[BEGIN RECORDS SUPPLIED]
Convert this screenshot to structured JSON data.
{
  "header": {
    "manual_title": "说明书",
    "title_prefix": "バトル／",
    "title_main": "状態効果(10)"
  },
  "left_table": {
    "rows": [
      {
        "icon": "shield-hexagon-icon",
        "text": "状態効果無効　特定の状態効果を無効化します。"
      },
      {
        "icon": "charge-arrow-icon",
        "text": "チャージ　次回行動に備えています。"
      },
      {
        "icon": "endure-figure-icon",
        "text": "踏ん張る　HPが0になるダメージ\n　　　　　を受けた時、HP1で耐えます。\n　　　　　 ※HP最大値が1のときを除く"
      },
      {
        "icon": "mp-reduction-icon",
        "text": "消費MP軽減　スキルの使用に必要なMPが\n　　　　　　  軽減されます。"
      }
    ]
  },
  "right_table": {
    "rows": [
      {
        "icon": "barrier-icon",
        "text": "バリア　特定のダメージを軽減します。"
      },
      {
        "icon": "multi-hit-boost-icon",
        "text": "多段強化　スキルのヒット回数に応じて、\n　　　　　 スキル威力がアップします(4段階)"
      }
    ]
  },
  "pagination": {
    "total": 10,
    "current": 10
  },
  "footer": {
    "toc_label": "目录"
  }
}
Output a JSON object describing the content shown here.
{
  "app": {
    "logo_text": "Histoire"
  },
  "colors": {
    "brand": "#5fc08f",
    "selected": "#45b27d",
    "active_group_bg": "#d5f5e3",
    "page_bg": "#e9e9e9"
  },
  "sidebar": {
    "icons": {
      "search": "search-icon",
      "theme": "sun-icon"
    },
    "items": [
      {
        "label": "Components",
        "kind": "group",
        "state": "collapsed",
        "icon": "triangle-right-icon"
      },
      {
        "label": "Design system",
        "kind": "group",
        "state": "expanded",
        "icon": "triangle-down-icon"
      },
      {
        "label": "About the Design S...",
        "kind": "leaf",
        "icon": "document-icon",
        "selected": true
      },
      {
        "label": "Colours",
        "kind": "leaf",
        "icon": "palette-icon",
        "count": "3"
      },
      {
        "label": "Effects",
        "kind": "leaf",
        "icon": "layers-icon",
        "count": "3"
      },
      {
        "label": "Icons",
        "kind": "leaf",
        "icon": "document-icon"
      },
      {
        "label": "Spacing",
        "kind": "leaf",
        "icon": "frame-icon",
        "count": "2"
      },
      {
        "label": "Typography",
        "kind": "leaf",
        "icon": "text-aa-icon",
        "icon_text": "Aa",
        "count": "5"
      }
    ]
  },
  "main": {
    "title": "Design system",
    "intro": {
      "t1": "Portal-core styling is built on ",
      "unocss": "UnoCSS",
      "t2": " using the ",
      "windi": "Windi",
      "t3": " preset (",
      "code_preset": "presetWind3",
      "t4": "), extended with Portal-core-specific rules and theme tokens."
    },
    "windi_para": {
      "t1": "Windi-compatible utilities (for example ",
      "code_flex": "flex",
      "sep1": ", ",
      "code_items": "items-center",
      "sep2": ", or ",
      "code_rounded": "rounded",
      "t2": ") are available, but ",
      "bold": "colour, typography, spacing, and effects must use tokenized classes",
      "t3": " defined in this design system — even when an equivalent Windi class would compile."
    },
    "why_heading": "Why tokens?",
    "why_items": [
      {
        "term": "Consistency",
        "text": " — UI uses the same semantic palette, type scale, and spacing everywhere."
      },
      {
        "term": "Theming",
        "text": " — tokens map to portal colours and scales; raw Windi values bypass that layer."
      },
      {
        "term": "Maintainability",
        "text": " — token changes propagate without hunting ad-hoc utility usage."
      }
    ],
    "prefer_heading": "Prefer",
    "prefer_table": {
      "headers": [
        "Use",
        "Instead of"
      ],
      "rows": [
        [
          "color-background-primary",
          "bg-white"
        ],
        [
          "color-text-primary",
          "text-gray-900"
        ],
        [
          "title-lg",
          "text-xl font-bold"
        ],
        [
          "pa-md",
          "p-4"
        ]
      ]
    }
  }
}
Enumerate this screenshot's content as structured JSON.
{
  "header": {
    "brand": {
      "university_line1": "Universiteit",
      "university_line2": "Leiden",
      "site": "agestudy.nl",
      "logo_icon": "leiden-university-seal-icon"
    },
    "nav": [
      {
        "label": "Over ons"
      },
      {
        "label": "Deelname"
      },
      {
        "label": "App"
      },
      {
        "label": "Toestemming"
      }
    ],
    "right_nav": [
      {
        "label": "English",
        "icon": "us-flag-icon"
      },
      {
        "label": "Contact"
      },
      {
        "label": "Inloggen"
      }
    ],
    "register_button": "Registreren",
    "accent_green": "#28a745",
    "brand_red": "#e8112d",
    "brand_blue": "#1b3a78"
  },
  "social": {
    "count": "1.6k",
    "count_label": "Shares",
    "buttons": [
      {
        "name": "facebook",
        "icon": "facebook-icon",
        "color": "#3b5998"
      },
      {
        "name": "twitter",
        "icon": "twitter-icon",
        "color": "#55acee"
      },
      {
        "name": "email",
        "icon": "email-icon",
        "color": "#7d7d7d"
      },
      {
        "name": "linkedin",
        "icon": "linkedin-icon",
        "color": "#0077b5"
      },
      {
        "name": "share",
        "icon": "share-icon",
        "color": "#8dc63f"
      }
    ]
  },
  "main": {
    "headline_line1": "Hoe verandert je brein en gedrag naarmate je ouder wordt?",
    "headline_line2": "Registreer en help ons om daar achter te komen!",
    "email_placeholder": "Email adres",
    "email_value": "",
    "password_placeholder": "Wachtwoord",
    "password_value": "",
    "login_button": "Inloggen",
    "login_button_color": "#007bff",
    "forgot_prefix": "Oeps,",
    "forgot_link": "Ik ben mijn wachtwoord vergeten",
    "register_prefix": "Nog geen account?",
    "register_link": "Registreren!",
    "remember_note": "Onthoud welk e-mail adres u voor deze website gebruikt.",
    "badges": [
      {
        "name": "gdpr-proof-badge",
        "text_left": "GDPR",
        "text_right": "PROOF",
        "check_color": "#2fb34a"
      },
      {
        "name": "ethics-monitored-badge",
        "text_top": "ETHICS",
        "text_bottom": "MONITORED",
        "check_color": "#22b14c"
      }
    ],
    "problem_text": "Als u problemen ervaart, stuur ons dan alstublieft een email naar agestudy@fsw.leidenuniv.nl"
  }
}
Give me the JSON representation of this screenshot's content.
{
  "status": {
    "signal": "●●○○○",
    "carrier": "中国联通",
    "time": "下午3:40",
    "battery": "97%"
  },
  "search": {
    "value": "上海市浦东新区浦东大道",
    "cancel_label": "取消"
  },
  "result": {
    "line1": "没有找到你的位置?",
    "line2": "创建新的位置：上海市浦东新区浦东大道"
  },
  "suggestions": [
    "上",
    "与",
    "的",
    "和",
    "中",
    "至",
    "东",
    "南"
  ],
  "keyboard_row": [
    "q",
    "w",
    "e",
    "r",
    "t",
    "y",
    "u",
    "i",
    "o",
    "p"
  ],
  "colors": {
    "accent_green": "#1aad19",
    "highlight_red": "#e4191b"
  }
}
[END RECORDS SUPPLIED]
### WORK TO COMPLETE
Say only how many lines in the records carry the word "system".

### RESULT
3